#### [Problem details]
Any picture among the records should be left out, please; retype the rest exactly.

Start

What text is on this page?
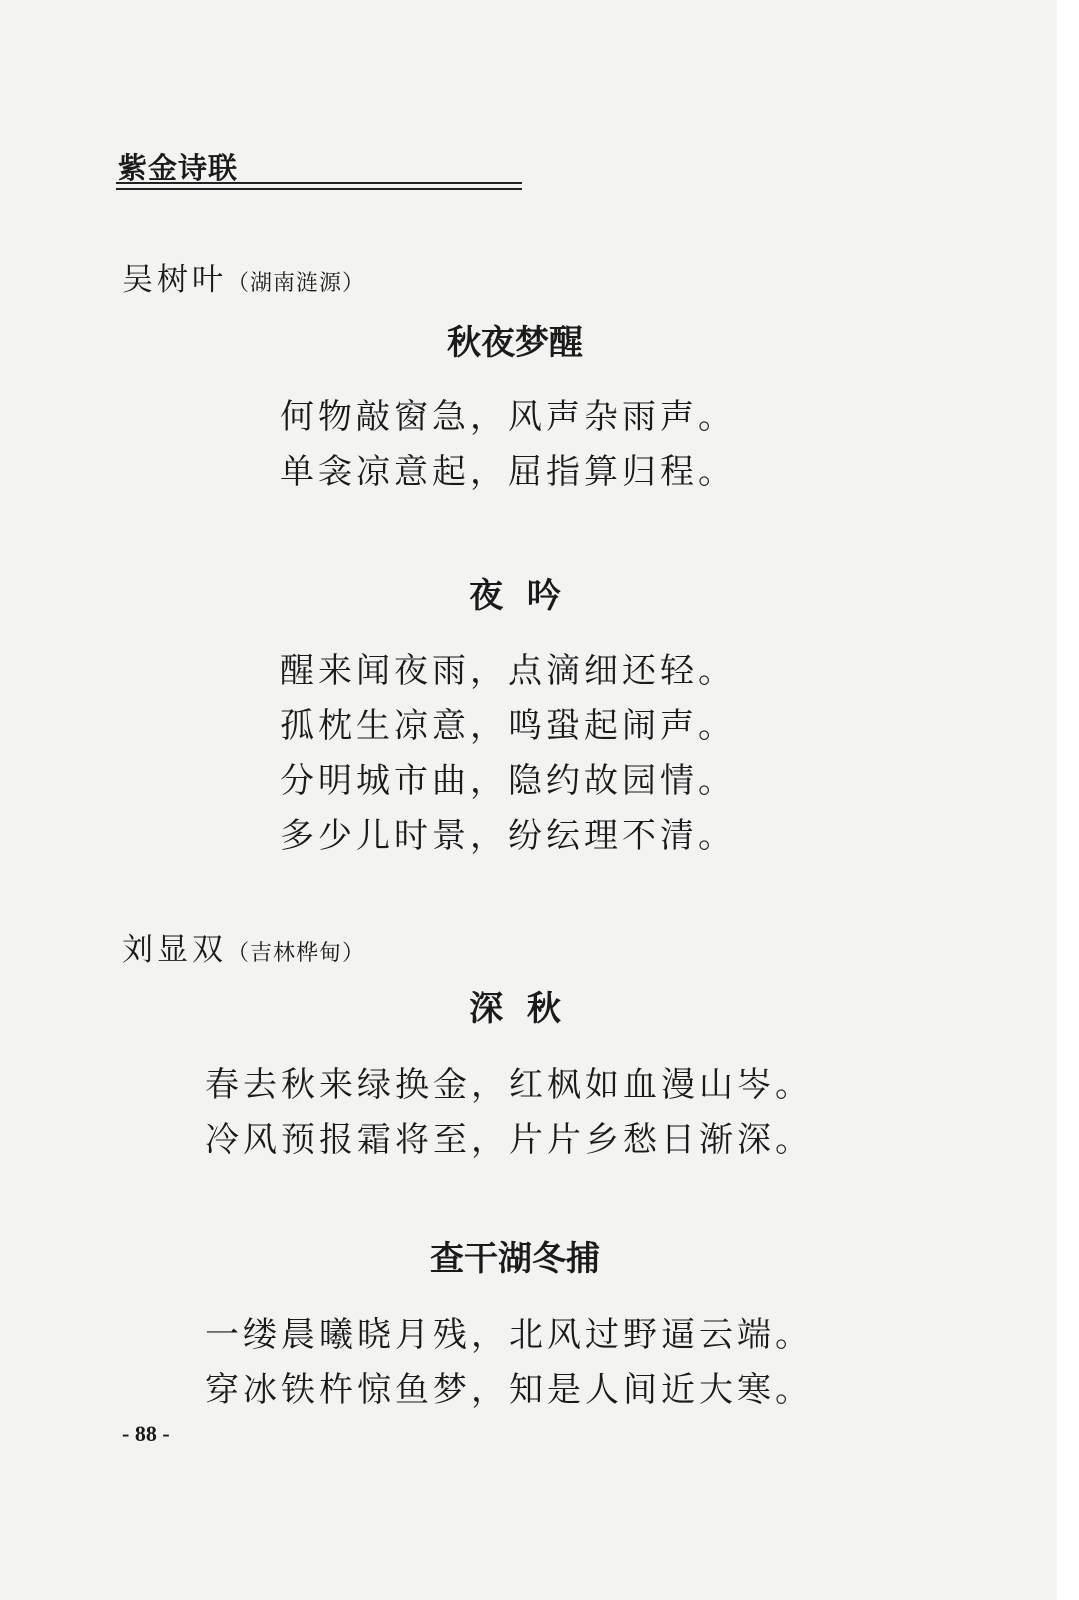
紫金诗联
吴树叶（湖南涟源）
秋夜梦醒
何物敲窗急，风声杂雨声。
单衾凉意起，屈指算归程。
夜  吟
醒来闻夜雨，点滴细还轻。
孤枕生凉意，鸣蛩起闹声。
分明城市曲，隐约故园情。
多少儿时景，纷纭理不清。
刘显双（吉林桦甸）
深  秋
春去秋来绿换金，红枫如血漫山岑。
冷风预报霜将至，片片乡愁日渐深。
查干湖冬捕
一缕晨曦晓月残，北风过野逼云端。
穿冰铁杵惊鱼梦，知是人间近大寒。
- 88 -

End

#### [Exercise solution]
What text is on this page?
紫金诗联
吴树叶（湖南涟源）
秋夜梦醒
何物敲窗急，风声杂雨声。
单衾凉意起，屈指算归程。
夜  吟
醒来闻夜雨，点滴细还轻。
孤枕生凉意，鸣蛩起闹声。
分明城市曲，隐约故园情。
多少儿时景，纷纭理不清。
刘显双（吉林桦甸）
深  秋
春去秋来绿换金，红枫如血漫山岑。
冷风预报霜将至，片片乡愁日渐深。
查干湖冬捕
一缕晨曦晓月残，北风过野逼云端。
穿冰铁杵惊鱼梦，知是人间近大寒。
- 88 -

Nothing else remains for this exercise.